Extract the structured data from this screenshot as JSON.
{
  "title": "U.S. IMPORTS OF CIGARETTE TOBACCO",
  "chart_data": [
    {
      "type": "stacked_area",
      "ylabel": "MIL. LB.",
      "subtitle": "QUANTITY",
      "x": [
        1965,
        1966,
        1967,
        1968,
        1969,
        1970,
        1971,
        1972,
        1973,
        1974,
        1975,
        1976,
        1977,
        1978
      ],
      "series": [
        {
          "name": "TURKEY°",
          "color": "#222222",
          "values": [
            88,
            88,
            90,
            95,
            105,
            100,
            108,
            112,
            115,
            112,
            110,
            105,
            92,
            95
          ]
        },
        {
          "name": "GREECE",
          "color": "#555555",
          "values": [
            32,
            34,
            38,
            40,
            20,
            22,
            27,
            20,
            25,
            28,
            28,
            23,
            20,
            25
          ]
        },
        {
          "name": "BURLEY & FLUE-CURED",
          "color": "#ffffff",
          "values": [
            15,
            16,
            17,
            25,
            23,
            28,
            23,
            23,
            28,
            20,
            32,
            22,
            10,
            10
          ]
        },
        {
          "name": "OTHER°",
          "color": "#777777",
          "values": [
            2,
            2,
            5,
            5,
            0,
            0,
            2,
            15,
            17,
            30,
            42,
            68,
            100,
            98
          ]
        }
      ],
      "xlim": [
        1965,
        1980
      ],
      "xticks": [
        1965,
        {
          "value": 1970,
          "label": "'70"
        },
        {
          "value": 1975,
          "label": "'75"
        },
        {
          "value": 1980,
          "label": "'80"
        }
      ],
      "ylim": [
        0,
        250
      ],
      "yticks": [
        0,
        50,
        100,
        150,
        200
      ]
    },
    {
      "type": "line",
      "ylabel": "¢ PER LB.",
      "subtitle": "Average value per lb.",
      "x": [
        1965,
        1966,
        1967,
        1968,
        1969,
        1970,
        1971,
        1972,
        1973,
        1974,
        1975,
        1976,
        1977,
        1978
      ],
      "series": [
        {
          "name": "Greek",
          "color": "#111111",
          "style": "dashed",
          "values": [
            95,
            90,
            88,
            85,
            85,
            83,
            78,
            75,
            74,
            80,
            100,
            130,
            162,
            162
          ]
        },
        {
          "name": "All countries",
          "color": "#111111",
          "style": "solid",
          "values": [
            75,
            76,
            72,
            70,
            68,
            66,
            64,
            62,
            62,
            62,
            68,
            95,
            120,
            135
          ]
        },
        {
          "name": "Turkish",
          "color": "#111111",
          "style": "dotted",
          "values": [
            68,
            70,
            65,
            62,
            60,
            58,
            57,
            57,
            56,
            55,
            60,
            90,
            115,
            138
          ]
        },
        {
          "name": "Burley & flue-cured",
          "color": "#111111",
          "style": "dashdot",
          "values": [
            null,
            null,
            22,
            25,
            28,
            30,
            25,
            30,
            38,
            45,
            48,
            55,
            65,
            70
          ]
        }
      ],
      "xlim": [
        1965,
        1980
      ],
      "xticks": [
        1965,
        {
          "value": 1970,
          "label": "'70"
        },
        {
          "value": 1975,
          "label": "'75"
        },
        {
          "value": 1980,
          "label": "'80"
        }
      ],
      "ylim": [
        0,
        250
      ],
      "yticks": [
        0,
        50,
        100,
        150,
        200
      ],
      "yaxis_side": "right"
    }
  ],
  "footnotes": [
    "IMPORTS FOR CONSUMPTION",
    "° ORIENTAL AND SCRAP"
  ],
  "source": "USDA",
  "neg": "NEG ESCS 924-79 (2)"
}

=== Set task ===
Find the string "style" in the listing and return every line that holds it.

=== Solution for this task ===
          "style": "dashed",
          "style": "solid",
          "style": "dotted",
          "style": "dashdot",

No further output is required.